● DIRECTIVE
How many lines of the records hold the string "marker"? Reply with the number alone.

● INPUT MATERIAL
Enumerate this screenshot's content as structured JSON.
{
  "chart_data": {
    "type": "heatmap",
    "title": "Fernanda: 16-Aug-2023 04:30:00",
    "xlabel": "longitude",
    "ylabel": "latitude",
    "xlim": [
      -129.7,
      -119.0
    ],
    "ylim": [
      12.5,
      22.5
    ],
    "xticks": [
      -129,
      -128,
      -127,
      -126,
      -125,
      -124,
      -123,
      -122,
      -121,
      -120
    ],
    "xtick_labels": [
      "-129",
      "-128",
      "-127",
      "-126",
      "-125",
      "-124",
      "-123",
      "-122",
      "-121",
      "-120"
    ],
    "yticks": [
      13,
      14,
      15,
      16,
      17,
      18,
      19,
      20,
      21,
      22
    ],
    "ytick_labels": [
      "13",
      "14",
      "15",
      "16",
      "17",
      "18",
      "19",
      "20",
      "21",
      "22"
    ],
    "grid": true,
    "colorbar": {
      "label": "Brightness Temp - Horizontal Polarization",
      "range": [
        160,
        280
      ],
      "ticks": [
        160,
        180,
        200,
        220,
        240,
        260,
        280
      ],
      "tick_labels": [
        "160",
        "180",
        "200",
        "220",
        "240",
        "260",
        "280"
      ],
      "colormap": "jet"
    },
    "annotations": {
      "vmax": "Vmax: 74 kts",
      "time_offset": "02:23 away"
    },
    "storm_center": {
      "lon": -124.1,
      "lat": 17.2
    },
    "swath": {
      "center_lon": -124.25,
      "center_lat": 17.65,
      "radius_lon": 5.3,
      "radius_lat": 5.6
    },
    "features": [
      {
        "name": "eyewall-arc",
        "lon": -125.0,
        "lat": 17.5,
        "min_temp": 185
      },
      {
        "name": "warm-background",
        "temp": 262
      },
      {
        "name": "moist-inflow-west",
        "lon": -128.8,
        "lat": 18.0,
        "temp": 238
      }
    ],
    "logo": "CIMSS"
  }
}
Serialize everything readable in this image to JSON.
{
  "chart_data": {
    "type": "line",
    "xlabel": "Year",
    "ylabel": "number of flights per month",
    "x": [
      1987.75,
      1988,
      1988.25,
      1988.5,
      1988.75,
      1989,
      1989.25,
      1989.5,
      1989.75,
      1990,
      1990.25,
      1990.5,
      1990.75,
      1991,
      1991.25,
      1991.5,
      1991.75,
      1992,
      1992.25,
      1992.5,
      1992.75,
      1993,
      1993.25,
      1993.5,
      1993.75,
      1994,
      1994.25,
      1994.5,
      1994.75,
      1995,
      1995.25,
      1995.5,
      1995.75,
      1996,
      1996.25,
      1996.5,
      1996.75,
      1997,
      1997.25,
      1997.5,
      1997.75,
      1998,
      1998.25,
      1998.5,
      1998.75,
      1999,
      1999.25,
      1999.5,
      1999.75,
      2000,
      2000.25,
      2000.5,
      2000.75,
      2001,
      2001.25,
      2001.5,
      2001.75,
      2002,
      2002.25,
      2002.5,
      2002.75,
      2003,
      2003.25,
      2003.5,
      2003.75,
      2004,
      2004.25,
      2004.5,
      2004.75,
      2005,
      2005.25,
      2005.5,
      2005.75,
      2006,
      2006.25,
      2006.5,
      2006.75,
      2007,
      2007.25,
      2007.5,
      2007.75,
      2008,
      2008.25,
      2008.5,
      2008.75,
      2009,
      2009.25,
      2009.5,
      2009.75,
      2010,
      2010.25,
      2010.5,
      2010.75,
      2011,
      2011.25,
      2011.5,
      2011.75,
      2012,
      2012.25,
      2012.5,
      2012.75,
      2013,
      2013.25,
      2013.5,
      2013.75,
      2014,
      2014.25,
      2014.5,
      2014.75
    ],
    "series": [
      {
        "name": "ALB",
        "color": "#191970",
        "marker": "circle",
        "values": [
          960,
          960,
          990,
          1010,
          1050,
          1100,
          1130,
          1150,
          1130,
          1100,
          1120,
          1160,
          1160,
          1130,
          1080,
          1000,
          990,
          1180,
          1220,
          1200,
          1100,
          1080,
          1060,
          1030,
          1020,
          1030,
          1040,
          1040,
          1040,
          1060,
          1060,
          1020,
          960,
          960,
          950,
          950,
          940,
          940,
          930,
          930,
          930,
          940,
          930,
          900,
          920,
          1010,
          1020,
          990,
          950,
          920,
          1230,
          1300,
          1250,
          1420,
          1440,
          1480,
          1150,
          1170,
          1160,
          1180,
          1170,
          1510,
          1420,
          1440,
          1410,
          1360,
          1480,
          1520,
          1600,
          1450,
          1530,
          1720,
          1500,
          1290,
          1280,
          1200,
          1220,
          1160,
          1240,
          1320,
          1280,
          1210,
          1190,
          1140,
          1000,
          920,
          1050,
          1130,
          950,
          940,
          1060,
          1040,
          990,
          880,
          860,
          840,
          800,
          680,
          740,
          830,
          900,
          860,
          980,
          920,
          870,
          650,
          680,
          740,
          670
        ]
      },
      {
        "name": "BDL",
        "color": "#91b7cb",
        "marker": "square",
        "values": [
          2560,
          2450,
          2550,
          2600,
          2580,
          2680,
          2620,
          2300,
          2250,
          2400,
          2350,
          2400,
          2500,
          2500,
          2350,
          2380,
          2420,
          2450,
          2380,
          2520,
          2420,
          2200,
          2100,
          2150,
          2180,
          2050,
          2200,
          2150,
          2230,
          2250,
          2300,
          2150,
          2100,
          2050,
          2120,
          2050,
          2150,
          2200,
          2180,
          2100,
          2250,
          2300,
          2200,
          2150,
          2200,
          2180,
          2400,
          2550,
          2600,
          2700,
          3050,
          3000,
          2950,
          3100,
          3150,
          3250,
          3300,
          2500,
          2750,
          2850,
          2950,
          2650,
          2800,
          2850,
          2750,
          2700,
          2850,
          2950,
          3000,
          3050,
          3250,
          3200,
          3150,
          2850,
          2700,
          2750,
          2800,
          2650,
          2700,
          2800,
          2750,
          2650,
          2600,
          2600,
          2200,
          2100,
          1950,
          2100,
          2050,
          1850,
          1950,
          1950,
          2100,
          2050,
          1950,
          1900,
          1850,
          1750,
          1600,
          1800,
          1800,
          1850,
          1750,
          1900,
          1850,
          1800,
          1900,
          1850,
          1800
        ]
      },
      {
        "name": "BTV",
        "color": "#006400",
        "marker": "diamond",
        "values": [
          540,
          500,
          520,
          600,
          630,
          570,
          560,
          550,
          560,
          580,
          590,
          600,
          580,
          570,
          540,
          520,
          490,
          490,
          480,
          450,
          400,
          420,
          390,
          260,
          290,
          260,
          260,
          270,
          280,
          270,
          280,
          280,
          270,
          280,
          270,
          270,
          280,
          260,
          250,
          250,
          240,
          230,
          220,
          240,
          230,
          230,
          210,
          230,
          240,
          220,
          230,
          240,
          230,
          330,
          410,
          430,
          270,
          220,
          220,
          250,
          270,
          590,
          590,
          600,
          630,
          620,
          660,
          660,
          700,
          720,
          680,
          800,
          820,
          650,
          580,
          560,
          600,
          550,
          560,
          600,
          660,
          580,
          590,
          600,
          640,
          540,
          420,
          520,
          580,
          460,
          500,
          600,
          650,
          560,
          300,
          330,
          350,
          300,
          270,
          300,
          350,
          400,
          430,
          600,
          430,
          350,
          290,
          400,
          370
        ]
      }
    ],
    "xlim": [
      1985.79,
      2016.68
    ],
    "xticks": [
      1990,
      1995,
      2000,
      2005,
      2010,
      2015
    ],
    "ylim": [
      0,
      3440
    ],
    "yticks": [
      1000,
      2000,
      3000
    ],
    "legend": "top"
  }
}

● RESPONSE
3